Top of Provided entries

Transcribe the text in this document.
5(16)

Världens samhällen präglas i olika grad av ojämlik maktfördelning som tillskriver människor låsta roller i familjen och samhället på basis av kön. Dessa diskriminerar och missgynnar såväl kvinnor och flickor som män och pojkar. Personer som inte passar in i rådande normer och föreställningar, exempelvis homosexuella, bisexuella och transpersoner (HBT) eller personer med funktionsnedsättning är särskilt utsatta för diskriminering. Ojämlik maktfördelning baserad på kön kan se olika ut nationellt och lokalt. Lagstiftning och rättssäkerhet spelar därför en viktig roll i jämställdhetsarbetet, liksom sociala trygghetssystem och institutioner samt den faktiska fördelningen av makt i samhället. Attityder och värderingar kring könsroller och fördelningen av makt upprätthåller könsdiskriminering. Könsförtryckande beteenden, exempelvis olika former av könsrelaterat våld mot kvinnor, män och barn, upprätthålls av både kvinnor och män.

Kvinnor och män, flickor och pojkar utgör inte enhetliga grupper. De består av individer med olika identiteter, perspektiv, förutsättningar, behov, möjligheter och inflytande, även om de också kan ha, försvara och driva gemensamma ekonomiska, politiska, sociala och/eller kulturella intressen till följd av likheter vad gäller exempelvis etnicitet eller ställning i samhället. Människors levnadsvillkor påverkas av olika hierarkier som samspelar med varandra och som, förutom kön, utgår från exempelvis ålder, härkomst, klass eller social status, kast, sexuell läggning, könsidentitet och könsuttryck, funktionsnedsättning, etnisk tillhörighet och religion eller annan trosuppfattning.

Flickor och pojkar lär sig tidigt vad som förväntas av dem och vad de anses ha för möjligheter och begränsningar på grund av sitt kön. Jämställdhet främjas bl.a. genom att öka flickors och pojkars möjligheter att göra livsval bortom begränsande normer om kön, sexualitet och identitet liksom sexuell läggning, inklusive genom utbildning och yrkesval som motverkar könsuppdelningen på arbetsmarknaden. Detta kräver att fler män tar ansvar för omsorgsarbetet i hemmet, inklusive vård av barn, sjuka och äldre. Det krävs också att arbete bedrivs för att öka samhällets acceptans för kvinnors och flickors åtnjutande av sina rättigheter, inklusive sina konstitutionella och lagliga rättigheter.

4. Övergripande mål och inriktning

Bottom of Provided entries
Top of Provided entries

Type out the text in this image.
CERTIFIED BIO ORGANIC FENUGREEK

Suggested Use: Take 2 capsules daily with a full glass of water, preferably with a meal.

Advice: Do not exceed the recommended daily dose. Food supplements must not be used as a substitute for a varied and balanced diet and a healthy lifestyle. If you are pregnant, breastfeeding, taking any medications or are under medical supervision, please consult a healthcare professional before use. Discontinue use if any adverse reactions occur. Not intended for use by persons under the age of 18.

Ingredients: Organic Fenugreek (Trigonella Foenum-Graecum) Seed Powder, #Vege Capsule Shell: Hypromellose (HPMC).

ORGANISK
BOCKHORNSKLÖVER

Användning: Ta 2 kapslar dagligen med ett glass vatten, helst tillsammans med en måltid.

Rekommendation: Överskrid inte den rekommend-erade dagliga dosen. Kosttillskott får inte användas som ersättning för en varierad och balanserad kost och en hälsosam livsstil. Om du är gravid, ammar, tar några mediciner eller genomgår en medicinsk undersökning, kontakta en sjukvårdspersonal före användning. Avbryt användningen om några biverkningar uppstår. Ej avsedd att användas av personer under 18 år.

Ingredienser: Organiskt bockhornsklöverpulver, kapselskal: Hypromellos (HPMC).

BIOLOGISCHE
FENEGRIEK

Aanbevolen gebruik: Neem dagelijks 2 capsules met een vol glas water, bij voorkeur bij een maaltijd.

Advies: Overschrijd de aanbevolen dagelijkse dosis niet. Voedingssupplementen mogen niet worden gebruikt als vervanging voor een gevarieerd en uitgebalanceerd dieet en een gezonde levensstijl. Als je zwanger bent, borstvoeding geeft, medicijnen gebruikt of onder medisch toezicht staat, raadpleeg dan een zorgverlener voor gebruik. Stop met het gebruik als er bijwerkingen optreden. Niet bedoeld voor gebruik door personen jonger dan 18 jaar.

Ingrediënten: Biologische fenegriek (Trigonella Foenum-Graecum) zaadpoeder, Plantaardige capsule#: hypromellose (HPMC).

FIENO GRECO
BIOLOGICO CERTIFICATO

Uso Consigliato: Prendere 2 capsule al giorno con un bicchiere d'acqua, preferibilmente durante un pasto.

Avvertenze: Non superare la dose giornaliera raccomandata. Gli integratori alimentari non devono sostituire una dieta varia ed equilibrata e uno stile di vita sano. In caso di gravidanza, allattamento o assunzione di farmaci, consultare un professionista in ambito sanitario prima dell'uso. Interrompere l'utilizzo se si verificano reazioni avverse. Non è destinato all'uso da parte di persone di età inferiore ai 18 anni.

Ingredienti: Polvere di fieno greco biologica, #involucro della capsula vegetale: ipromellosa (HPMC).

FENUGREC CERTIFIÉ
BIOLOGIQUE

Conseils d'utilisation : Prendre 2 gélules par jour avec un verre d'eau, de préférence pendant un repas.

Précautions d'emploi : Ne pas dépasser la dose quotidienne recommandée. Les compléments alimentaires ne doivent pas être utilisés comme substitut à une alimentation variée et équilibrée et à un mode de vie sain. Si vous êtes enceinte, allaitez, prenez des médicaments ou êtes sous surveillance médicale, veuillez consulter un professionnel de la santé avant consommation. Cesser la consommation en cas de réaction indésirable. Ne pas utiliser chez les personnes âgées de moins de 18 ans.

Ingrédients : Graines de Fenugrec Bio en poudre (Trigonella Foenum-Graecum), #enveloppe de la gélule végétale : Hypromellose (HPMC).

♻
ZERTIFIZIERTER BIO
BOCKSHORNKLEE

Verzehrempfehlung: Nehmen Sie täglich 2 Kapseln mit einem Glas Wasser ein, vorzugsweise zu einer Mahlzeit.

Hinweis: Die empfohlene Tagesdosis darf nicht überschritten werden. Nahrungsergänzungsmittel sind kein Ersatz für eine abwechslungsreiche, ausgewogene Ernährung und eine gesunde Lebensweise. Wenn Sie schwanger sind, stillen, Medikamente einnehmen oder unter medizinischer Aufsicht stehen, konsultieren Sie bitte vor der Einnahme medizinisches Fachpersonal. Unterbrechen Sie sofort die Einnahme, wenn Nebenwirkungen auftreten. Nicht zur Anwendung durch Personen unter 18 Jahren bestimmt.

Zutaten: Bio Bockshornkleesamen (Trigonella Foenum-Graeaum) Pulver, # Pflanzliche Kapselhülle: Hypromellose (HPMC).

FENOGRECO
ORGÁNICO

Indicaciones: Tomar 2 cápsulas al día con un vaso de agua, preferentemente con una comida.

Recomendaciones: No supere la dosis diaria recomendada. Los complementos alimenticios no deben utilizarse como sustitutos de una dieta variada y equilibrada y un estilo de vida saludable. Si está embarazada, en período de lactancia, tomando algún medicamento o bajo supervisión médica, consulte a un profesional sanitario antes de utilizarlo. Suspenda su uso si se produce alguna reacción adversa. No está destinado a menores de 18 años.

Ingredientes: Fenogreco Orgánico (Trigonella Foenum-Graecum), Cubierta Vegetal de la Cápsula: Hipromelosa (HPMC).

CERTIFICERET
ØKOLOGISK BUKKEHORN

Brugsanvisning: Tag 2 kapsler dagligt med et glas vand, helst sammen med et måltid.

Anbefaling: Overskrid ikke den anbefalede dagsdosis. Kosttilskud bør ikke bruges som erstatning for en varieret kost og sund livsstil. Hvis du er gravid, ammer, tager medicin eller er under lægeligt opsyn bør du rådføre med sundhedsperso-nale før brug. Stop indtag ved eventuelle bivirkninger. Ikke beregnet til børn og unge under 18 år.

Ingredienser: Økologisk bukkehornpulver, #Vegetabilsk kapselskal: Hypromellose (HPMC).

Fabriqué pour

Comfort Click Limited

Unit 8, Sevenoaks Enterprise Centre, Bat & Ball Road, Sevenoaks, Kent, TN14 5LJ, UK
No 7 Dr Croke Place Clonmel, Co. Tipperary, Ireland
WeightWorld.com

Bottom of Provided entries

=== Assignment ===
Copy out each line of the material in which the word "this" turns up.

=== Exercise output ===
Transcribe the text in this document.
Type out the text in this image.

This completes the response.